## [GOAL]
Please write out the material that follows, exactly as it stands.

>> Begin DATA SHOWN

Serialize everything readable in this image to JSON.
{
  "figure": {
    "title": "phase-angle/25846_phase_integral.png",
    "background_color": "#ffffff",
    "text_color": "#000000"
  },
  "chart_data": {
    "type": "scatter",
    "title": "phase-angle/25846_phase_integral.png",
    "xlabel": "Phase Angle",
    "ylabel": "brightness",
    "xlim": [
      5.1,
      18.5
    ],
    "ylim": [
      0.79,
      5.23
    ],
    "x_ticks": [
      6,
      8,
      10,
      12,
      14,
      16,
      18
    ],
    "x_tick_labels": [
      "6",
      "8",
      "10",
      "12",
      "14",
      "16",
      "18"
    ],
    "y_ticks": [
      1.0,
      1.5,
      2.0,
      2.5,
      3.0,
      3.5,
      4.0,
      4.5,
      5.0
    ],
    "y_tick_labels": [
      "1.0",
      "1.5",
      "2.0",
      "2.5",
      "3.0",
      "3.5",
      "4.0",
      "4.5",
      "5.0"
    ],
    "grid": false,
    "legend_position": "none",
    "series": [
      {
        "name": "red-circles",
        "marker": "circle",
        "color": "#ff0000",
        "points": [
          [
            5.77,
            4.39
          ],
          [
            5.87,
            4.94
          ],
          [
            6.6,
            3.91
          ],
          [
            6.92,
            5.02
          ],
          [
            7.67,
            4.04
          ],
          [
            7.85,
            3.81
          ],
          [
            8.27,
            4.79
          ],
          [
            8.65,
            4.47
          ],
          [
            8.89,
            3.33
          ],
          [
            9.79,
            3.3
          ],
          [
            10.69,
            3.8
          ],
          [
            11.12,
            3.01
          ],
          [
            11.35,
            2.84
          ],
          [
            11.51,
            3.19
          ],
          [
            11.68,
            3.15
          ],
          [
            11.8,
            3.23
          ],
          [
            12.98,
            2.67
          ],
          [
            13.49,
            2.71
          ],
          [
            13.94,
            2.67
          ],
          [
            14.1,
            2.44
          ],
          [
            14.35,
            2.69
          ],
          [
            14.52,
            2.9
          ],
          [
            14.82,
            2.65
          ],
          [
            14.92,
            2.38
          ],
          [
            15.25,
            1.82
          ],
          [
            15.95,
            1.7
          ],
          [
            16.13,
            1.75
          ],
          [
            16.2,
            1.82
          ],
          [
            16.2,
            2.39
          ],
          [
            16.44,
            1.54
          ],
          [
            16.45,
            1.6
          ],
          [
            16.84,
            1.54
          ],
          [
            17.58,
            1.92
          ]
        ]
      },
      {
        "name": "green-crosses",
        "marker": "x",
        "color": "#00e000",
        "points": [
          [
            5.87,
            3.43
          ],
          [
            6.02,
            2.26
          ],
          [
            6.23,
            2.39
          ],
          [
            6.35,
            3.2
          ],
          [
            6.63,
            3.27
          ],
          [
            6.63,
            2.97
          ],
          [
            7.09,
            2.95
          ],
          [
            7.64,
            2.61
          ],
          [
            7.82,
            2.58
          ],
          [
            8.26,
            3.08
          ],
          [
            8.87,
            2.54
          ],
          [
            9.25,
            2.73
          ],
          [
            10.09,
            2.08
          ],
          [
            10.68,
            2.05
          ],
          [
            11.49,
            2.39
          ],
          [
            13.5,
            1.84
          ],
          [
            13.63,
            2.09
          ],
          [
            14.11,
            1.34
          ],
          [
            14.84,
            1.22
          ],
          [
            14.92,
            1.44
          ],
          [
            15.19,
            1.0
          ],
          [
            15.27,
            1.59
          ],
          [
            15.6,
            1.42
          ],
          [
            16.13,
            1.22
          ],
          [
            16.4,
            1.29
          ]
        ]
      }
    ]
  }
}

>> End DATA SHOWN

## [WORKED SOLUTION]
Serialize everything readable in this image to JSON.
{
  "figure": {
    "title": "phase-angle/25846_phase_integral.png",
    "background_color": "#ffffff",
    "text_color": "#000000"
  },
  "chart_data": {
    "type": "scatter",
    "title": "phase-angle/25846_phase_integral.png",
    "xlabel": "Phase Angle",
    "ylabel": "brightness",
    "xlim": [
      5.1,
      18.5
    ],
    "ylim": [
      0.79,
      5.23
    ],
    "x_ticks": [
      6,
      8,
      10,
      12,
      14,
      16,
      18
    ],
    "x_tick_labels": [
      "6",
      "8",
      "10",
      "12",
      "14",
      "16",
      "18"
    ],
    "y_ticks": [
      1.0,
      1.5,
      2.0,
      2.5,
      3.0,
      3.5,
      4.0,
      4.5,
      5.0
    ],
    "y_tick_labels": [
      "1.0",
      "1.5",
      "2.0",
      "2.5",
      "3.0",
      "3.5",
      "4.0",
      "4.5",
      "5.0"
    ],
    "grid": false,
    "legend_position": "none",
    "series": [
      {
        "name": "red-circles",
        "marker": "circle",
        "color": "#ff0000",
        "points": [
          [
            5.77,
            4.39
          ],
          [
            5.87,
            4.94
          ],
          [
            6.6,
            3.91
          ],
          [
            6.92,
            5.02
          ],
          [
            7.67,
            4.04
          ],
          [
            7.85,
            3.81
          ],
          [
            8.27,
            4.79
          ],
          [
            8.65,
            4.47
          ],
          [
            8.89,
            3.33
          ],
          [
            9.79,
            3.3
          ],
          [
            10.69,
            3.8
          ],
          [
            11.12,
            3.01
          ],
          [
            11.35,
            2.84
          ],
          [
            11.51,
            3.19
          ],
          [
            11.68,
            3.15
          ],
          [
            11.8,
            3.23
          ],
          [
            12.98,
            2.67
          ],
          [
            13.49,
            2.71
          ],
          [
            13.94,
            2.67
          ],
          [
            14.1,
            2.44
          ],
          [
            14.35,
            2.69
          ],
          [
            14.52,
            2.9
          ],
          [
            14.82,
            2.65
          ],
          [
            14.92,
            2.38
          ],
          [
            15.25,
            1.82
          ],
          [
            15.95,
            1.7
          ],
          [
            16.13,
            1.75
          ],
          [
            16.2,
            1.82
          ],
          [
            16.2,
            2.39
          ],
          [
            16.44,
            1.54
          ],
          [
            16.45,
            1.6
          ],
          [
            16.84,
            1.54
          ],
          [
            17.58,
            1.92
          ]
        ]
      },
      {
        "name": "green-crosses",
        "marker": "x",
        "color": "#00e000",
        "points": [
          [
            5.87,
            3.43
          ],
          [
            6.02,
            2.26
          ],
          [
            6.23,
            2.39
          ],
          [
            6.35,
            3.2
          ],
          [
            6.63,
            3.27
          ],
          [
            6.63,
            2.97
          ],
          [
            7.09,
            2.95
          ],
          [
            7.64,
            2.61
          ],
          [
            7.82,
            2.58
          ],
          [
            8.26,
            3.08
          ],
          [
            8.87,
            2.54
          ],
          [
            9.25,
            2.73
          ],
          [
            10.09,
            2.08
          ],
          [
            10.68,
            2.05
          ],
          [
            11.49,
            2.39
          ],
          [
            13.5,
            1.84
          ],
          [
            13.63,
            2.09
          ],
          [
            14.11,
            1.34
          ],
          [
            14.84,
            1.22
          ],
          [
            14.92,
            1.44
          ],
          [
            15.19,
            1.0
          ],
          [
            15.27,
            1.59
          ],
          [
            15.6,
            1.42
          ],
          [
            16.13,
            1.22
          ],
          [
            16.4,
            1.29
          ]
        ]
      }
    ]
  }
}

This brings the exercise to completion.